[Start of Input rows]
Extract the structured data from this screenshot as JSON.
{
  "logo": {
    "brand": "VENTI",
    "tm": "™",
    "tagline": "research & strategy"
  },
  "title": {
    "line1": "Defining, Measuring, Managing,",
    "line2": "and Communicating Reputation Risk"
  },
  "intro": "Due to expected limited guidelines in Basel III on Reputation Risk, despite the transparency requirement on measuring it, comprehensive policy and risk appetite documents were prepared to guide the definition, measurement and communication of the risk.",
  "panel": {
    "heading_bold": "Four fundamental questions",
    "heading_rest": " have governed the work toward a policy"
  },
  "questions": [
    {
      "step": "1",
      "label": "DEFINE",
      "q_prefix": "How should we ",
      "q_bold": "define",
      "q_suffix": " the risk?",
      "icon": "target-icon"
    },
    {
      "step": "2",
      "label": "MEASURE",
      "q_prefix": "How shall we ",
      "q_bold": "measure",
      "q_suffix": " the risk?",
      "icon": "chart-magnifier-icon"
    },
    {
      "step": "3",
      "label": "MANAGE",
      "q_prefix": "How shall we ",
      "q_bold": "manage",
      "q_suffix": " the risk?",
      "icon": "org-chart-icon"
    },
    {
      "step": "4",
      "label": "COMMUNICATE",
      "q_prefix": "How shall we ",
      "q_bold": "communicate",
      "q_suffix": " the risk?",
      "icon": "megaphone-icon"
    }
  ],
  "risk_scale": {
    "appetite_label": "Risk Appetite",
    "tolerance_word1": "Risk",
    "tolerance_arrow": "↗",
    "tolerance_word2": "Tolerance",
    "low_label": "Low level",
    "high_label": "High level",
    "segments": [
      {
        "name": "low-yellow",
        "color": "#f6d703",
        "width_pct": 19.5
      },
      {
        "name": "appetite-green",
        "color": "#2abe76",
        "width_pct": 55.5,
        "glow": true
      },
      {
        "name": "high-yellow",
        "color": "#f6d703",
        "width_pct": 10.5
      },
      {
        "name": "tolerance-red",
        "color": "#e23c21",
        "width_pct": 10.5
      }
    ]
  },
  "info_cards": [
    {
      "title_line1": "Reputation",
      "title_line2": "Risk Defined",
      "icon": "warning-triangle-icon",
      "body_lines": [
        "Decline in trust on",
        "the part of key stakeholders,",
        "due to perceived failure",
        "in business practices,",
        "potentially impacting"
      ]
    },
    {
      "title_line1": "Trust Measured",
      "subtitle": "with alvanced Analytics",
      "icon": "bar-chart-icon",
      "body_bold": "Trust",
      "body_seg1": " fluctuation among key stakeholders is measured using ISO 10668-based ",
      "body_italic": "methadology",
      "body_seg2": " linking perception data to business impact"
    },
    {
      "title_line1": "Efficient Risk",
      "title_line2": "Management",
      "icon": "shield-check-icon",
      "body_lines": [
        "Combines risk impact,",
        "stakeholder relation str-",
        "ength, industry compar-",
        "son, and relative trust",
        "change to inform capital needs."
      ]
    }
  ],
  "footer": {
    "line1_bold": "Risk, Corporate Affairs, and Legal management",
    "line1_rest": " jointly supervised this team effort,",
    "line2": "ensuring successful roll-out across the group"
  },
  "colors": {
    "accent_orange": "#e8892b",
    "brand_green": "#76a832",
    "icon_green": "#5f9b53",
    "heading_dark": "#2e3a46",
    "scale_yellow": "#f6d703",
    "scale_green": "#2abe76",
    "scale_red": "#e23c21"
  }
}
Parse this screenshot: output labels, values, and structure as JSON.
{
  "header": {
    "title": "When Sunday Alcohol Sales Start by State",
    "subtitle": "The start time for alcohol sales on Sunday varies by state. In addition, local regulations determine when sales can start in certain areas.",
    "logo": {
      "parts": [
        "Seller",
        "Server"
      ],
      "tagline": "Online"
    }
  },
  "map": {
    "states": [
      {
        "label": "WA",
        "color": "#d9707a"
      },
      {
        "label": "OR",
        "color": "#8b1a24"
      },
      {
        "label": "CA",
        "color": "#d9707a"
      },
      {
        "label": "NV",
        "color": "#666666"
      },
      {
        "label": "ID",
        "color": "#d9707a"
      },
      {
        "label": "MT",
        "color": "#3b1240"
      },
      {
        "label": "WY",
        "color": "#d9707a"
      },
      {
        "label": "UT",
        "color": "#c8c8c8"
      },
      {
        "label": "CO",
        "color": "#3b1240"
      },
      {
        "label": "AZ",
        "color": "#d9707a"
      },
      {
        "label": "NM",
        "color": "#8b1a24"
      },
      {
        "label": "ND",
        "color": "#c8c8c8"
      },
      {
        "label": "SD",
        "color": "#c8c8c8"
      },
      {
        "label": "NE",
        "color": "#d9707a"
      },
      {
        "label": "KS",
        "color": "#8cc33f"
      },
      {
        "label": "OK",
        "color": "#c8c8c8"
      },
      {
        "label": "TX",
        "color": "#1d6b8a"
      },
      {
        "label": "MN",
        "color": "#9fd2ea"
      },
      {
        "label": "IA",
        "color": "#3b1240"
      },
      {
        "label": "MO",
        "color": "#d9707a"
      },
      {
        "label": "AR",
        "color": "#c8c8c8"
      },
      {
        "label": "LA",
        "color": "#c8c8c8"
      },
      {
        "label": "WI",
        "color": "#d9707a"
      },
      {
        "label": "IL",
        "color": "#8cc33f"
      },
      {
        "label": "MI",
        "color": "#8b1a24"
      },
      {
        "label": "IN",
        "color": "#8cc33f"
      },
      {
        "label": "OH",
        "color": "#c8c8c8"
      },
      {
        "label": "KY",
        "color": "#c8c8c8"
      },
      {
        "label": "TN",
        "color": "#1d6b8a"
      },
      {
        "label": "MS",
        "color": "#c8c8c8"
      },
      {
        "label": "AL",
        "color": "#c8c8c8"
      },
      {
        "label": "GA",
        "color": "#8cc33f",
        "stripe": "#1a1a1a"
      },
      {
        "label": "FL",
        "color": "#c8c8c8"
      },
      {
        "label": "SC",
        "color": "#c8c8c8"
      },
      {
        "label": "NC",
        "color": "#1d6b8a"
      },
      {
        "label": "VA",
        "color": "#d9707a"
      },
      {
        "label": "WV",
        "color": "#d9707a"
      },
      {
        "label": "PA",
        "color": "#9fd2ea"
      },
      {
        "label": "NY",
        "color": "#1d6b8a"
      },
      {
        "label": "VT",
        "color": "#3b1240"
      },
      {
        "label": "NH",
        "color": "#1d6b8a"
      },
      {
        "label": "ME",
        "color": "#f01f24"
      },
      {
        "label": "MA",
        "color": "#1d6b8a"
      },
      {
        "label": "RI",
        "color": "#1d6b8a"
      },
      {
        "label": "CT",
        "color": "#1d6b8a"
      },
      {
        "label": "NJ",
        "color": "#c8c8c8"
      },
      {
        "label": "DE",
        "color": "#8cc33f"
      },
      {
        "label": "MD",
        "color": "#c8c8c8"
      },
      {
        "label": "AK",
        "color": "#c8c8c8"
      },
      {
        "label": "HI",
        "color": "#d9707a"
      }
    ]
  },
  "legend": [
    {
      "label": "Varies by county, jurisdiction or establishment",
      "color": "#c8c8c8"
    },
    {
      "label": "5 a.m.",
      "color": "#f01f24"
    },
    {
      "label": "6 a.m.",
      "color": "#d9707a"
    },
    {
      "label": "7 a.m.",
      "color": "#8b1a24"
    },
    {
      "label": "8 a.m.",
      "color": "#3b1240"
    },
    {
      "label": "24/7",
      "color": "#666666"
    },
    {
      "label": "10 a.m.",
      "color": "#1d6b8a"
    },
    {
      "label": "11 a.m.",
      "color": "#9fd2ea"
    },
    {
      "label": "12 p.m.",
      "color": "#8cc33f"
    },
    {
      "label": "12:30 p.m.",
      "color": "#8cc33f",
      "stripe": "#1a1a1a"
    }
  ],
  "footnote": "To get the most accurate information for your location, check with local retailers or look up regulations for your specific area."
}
[End of Input rows]
Determine how many lines include the word "regulations" and report that number by itself.

• **The answer**
2